_Task brief_: Search the records for "local". Copy every line where it appears.

_Data listing_:
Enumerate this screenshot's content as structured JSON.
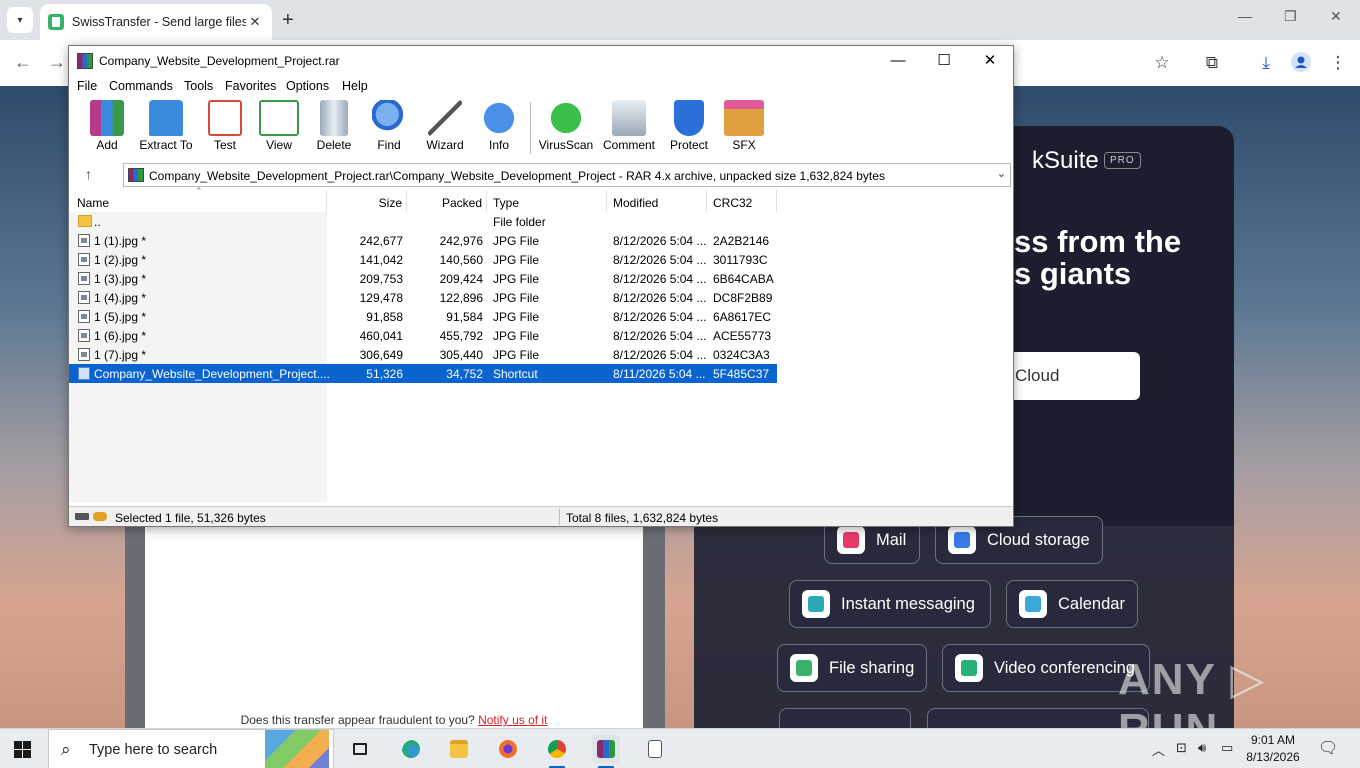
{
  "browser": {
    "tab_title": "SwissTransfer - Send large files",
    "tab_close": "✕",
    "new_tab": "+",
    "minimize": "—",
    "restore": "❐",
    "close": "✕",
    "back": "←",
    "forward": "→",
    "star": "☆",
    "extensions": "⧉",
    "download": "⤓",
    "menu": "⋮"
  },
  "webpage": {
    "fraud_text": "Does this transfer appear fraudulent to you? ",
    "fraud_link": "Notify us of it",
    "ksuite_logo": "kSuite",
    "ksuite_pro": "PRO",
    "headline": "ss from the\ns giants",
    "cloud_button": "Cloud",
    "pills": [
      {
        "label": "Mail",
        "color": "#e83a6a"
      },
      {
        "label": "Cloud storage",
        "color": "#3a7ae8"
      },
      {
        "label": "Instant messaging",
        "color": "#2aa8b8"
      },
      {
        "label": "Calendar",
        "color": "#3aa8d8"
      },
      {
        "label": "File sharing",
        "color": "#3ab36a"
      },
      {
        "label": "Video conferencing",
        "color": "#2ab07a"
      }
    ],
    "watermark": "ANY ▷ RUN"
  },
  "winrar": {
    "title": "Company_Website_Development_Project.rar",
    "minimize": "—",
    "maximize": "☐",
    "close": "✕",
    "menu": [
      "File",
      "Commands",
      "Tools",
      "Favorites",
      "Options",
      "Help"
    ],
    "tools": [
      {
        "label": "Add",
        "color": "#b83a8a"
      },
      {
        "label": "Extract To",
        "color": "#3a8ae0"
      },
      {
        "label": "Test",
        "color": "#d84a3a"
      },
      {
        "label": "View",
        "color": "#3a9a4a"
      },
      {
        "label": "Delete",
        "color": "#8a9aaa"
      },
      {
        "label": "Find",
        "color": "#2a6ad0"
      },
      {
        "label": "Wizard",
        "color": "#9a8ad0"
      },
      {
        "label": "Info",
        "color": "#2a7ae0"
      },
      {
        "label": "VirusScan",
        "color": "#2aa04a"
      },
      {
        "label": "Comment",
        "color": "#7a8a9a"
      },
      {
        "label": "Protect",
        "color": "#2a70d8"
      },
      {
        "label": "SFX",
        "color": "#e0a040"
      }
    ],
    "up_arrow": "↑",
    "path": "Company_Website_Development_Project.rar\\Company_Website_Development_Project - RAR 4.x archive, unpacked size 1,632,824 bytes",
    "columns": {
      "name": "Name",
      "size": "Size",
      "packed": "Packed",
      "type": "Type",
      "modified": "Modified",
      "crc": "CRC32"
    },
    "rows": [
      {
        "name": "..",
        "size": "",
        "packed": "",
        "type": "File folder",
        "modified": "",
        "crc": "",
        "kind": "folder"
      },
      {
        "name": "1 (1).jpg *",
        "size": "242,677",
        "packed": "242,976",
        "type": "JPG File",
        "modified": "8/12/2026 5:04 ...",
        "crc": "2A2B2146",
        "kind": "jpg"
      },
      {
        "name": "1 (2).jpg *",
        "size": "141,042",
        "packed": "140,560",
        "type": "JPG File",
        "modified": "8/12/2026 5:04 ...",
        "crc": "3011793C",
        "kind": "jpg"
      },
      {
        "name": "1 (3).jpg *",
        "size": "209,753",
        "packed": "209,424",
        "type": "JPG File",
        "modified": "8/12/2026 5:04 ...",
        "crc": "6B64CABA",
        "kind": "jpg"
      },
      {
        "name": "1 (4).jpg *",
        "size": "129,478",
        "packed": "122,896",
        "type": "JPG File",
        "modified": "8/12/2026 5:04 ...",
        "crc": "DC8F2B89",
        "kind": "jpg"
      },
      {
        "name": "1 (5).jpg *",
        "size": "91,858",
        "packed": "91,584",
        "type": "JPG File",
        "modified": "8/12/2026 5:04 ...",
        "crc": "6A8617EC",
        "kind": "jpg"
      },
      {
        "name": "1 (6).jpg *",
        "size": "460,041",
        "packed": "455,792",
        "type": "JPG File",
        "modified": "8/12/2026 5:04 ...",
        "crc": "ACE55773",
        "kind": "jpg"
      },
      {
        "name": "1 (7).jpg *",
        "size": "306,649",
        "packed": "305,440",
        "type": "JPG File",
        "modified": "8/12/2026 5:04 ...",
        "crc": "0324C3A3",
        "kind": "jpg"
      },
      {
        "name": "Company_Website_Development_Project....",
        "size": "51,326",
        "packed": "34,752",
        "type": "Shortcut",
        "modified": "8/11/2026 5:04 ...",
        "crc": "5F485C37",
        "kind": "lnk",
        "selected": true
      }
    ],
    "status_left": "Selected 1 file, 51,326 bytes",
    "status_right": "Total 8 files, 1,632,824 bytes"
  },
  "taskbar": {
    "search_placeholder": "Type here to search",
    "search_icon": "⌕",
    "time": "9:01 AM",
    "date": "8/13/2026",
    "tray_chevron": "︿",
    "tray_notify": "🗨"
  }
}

...

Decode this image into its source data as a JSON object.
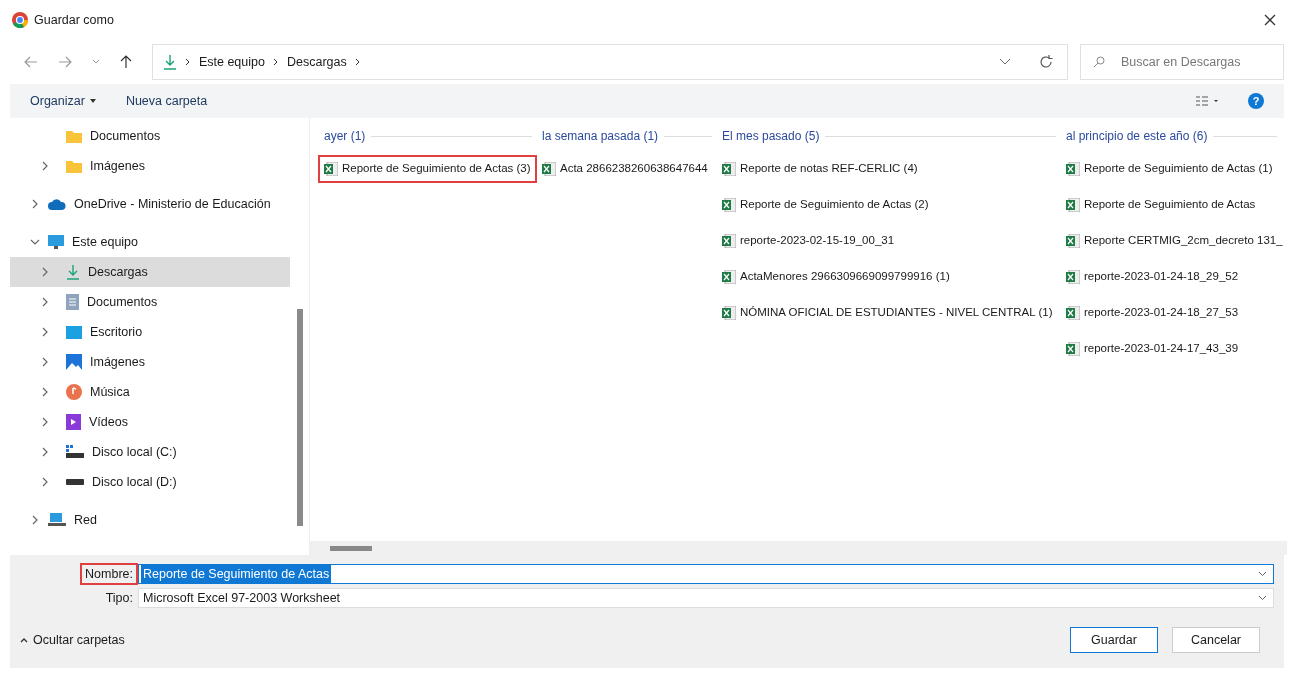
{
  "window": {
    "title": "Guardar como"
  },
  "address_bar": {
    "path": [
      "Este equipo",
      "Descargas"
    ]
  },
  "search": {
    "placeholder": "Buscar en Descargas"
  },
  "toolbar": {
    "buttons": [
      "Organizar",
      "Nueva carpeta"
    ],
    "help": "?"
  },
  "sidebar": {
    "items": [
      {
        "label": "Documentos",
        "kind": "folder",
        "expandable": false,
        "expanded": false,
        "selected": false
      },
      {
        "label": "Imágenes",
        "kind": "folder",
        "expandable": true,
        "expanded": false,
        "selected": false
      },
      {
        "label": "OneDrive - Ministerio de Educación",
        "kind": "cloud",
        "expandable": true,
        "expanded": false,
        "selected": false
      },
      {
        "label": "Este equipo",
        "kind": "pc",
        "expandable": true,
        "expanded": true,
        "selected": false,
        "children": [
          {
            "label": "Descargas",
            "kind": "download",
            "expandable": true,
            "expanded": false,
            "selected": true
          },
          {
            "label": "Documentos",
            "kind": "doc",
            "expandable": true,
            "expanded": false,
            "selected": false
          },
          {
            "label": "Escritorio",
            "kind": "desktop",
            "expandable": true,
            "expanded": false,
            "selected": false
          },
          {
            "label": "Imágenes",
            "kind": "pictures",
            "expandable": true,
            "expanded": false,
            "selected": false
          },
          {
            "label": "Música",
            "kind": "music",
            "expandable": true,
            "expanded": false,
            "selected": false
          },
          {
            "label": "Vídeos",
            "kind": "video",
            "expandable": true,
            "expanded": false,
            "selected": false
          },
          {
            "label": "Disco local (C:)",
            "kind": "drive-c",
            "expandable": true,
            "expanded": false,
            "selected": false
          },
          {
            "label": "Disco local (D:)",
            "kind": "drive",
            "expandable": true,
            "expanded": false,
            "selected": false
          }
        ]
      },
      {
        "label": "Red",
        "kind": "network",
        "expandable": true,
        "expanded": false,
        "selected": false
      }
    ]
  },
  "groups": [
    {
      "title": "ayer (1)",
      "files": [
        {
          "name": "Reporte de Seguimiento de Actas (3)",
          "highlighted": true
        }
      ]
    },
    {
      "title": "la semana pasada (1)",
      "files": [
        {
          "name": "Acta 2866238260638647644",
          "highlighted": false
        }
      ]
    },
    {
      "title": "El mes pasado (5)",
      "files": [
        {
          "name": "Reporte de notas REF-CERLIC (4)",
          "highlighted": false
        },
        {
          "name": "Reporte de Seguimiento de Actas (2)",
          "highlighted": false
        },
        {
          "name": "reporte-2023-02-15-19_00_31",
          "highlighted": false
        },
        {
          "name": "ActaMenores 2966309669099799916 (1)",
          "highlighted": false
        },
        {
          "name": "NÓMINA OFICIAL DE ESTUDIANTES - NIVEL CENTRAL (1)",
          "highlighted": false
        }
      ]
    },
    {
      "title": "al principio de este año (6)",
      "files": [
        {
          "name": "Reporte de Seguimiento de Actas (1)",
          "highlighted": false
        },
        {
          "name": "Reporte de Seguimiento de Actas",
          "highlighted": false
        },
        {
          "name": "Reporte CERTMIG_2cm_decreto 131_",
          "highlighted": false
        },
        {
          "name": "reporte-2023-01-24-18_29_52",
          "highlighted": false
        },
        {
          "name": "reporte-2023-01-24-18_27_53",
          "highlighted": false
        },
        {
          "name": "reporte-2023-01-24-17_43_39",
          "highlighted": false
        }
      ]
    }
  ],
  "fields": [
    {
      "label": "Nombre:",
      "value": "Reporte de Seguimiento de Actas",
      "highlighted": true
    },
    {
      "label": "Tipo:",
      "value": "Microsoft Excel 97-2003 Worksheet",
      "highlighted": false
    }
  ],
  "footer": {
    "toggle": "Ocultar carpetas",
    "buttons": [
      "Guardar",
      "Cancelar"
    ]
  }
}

_Task solution_:
            "label": "Disco local (C:)",
            "label": "Disco local (D:)",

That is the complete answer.